## GOAL OF THE EXERCISE:
Repeat the listing in full, word for word.

## EXCERPTED DATA:
↓

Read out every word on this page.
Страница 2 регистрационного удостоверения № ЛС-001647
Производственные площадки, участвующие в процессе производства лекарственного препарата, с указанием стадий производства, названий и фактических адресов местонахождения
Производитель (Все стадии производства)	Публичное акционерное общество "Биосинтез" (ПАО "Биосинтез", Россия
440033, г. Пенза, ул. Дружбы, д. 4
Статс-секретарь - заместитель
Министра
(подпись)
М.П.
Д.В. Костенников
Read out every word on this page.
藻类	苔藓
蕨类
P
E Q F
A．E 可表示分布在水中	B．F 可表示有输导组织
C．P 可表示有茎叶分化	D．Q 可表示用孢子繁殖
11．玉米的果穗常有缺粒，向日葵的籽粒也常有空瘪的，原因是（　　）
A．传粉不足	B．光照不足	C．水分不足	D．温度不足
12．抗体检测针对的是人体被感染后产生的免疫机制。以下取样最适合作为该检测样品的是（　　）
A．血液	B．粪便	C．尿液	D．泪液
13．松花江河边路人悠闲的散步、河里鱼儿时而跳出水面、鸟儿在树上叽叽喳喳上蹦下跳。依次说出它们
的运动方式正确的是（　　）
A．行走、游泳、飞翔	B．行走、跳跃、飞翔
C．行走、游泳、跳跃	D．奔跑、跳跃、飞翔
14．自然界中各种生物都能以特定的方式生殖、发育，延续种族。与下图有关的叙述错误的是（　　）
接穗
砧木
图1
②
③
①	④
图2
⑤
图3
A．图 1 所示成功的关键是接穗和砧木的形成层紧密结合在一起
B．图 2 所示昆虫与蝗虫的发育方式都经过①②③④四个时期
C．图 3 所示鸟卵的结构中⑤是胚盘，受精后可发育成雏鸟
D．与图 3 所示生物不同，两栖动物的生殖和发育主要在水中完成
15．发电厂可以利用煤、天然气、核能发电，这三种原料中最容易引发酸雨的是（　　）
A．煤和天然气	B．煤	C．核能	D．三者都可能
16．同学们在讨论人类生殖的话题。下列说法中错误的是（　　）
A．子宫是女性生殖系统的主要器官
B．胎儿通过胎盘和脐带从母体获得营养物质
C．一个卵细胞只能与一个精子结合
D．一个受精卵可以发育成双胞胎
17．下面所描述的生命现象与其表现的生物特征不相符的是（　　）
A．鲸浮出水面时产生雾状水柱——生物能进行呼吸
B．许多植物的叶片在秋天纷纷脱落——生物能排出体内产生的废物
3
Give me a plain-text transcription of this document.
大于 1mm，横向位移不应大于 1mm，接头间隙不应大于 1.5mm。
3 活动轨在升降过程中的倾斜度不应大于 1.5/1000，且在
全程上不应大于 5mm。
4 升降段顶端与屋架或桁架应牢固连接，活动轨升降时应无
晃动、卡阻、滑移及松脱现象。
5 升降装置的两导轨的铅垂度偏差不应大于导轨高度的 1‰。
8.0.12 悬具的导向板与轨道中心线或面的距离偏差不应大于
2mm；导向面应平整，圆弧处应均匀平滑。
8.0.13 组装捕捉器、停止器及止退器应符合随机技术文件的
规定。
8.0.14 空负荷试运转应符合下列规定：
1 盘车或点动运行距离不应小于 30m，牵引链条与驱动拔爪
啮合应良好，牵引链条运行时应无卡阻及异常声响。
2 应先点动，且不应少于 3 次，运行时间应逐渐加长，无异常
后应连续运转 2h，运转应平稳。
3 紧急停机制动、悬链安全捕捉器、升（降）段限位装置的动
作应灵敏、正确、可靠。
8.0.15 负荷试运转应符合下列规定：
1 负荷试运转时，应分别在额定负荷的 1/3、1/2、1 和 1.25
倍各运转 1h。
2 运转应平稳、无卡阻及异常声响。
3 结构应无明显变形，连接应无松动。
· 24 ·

↑

## TASK OUTPUT:
Read out every word on this page.
Страница 2 регистрационного удостоверения № ЛС-001647
Производственные площадки, участвующие в процессе производства лекарственного препарата, с указанием стадий производства, названий и фактических адресов местонахождения
Производитель (Все стадии производства)	Публичное акционерное общество "Биосинтез" (ПАО "Биосинтез", Россия
440033, г. Пенза, ул. Дружбы, д. 4
Статс-секретарь - заместитель
Министра
(подпись)
М.П.
Д.В. Костенников
Read out every word on this page.
藻类	苔藓
蕨类
P
E Q F
A．E 可表示分布在水中	B．F 可表示有输导组织
C．P 可表示有茎叶分化	D．Q 可表示用孢子繁殖
11．玉米的果穗常有缺粒，向日葵的籽粒也常有空瘪的，原因是（　　）
A．传粉不足	B．光照不足	C．水分不足	D．温度不足
12．抗体检测针对的是人体被感染后产生的免疫机制。以下取样最适合作为该检测样品的是（　　）
A．血液	B．粪便	C．尿液	D．泪液
13．松花江河边路人悠闲的散步、河里鱼儿时而跳出水面、鸟儿在树上叽叽喳喳上蹦下跳。依次说出它们
的运动方式正确的是（　　）
A．行走、游泳、飞翔	B．行走、跳跃、飞翔
C．行走、游泳、跳跃	D．奔跑、跳跃、飞翔
14．自然界中各种生物都能以特定的方式生殖、发育，延续种族。与下图有关的叙述错误的是（　　）
接穗
砧木
图1
②
③
①	④
图2
⑤
图3
A．图 1 所示成功的关键是接穗和砧木的形成层紧密结合在一起
B．图 2 所示昆虫与蝗虫的发育方式都经过①②③④四个时期
C．图 3 所示鸟卵的结构中⑤是胚盘，受精后可发育成雏鸟
D．与图 3 所示生物不同，两栖动物的生殖和发育主要在水中完成
15．发电厂可以利用煤、天然气、核能发电，这三种原料中最容易引发酸雨的是（　　）
A．煤和天然气	B．煤	C．核能	D．三者都可能
16．同学们在讨论人类生殖的话题。下列说法中错误的是（　　）
A．子宫是女性生殖系统的主要器官
B．胎儿通过胎盘和脐带从母体获得营养物质
C．一个卵细胞只能与一个精子结合
D．一个受精卵可以发育成双胞胎
17．下面所描述的生命现象与其表现的生物特征不相符的是（　　）
A．鲸浮出水面时产生雾状水柱——生物能进行呼吸
B．许多植物的叶片在秋天纷纷脱落——生物能排出体内产生的废物
3
Give me a plain-text transcription of this document.
大于 1mm，横向位移不应大于 1mm，接头间隙不应大于 1.5mm。
3 活动轨在升降过程中的倾斜度不应大于 1.5/1000，且在
全程上不应大于 5mm。
4 升降段顶端与屋架或桁架应牢固连接，活动轨升降时应无
晃动、卡阻、滑移及松脱现象。
5 升降装置的两导轨的铅垂度偏差不应大于导轨高度的 1‰。
8.0.12 悬具的导向板与轨道中心线或面的距离偏差不应大于
2mm；导向面应平整，圆弧处应均匀平滑。
8.0.13 组装捕捉器、停止器及止退器应符合随机技术文件的
规定。
8.0.14 空负荷试运转应符合下列规定：
1 盘车或点动运行距离不应小于 30m，牵引链条与驱动拔爪
啮合应良好，牵引链条运行时应无卡阻及异常声响。
2 应先点动，且不应少于 3 次，运行时间应逐渐加长，无异常
后应连续运转 2h，运转应平稳。
3 紧急停机制动、悬链安全捕捉器、升（降）段限位装置的动
作应灵敏、正确、可靠。
8.0.15 负荷试运转应符合下列规定：
1 负荷试运转时，应分别在额定负荷的 1/3、1/2、1 和 1.25
倍各运转 1h。
2 运转应平稳、无卡阻及异常声响。
3 结构应无明显变形，连接应无松动。
· 24 ·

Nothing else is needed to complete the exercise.